◆ **Stated exercise**
Give the listing again character for character, but drop the images.

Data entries

■ ■ ■ ■ ■

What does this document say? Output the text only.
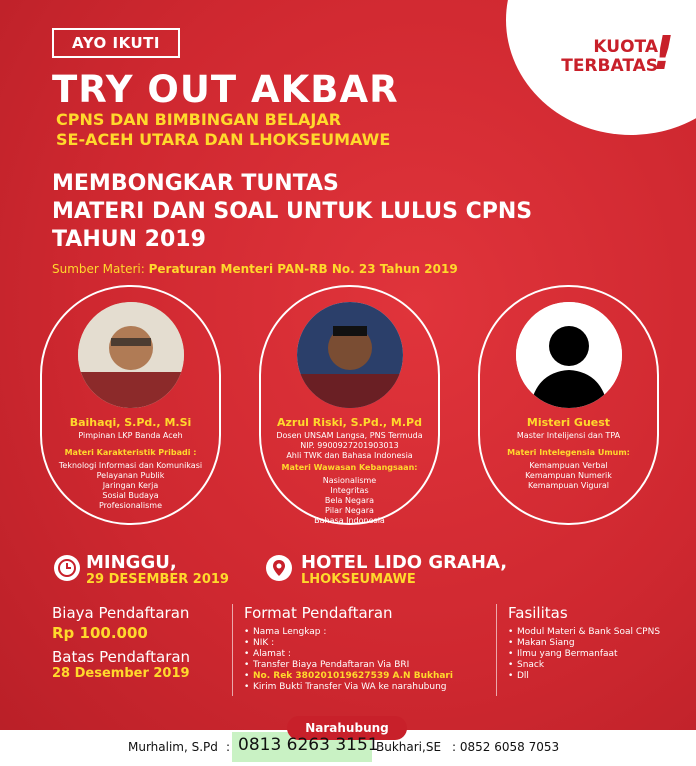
KUOTA
TERBATAS
!
AYO IKUTI
TRY OUT AKBAR
CPNS DAN BIMBINGAN BELAJAR
SE-ACEH UTARA DAN LHOKSEUMAWE
MEMBONGKAR TUNTAS
MATERI DAN SOAL UNTUK LULUS CPNS
TAHUN 2019
Sumber Materi: Peraturan Menteri PAN-RB No. 23 Tahun 2019
Baihaqi, S.Pd., M.Si
Pimpinan LKP Banda Aceh
Materi Karakteristik Pribadi :
Teknologi Informasi dan Komunikasi
Pelayanan Publik
Jaringan Kerja
Sosial Budaya
Profesionalisme
Azrul Riski, S.Pd., M.Pd
Dosen UNSAM Langsa, PNS Termuda
NIP. 9900927201903013
Ahli TWK dan Bahasa Indonesia
Materi Wawasan Kebangsaan:
Nasionalisme
Integritas
Bela Negara
Pilar Negara
Bahasa Indonesia
Misteri Guest
Master Intelijensi dan TPA
Materi Intelegensia Umum:
Kemampuan Verbal
Kemampuan Numerik
Kemampuan Vigural
MINGGU,
29 DESEMBER 2019
HOTEL LIDO GRAHA,
LHOKSEUMAWE
Biaya Pendaftaran
Rp 100.000
Batas Pendaftaran
28 Desember 2019
Format Pendaftaran
• Nama Lengkap :
• NIK :
• Alamat :
• Transfer Biaya Pendaftaran Via BRI
• No. Rek 380201019627539 A.N Bukhari
• Kirim Bukti Transfer Via WA ke narahubung
Fasilitas
• Modul Materi & Bank Soal CPNS
• Makan Siang
• Ilmu yang Bermanfaat
• Snack
• Dll
Narahubung
Murhalim, S.Pd : 0813 6263 3151
Bukhari,SE : 0852 6058 7053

■ ■ ■ ■ ■

◆ **Result of this task**
What does this document say? Output the text only.
KUOTA
TERBATAS
!
AYO IKUTI
TRY OUT AKBAR
CPNS DAN BIMBINGAN BELAJAR
SE-ACEH UTARA DAN LHOKSEUMAWE
MEMBONGKAR TUNTAS
MATERI DAN SOAL UNTUK LULUS CPNS
TAHUN 2019
Sumber Materi: Peraturan Menteri PAN-RB No. 23 Tahun 2019
Baihaqi, S.Pd., M.Si
Pimpinan LKP Banda Aceh
Materi Karakteristik Pribadi :
Teknologi Informasi dan Komunikasi
Pelayanan Publik
Jaringan Kerja
Sosial Budaya
Profesionalisme
Azrul Riski, S.Pd., M.Pd
Dosen UNSAM Langsa, PNS Termuda
NIP. 9900927201903013
Ahli TWK dan Bahasa Indonesia
Materi Wawasan Kebangsaan:
Nasionalisme
Integritas
Bela Negara
Pilar Negara
Bahasa Indonesia
Misteri Guest
Master Intelijensi dan TPA
Materi Intelegensia Umum:
Kemampuan Verbal
Kemampuan Numerik
Kemampuan Vigural
MINGGU,
29 DESEMBER 2019
HOTEL LIDO GRAHA,
LHOKSEUMAWE
Biaya Pendaftaran
Rp 100.000
Batas Pendaftaran
28 Desember 2019
Format Pendaftaran
• Nama Lengkap :
• NIK :
• Alamat :
• Transfer Biaya Pendaftaran Via BRI
• No. Rek 380201019627539 A.N Bukhari
• Kirim Bukti Transfer Via WA ke narahubung
Fasilitas
• Modul Materi & Bank Soal CPNS
• Makan Siang
• Ilmu yang Bermanfaat
• Snack
• Dll
Narahubung
Murhalim, S.Pd : 0813 6263 3151
Bukhari,SE : 0852 6058 7053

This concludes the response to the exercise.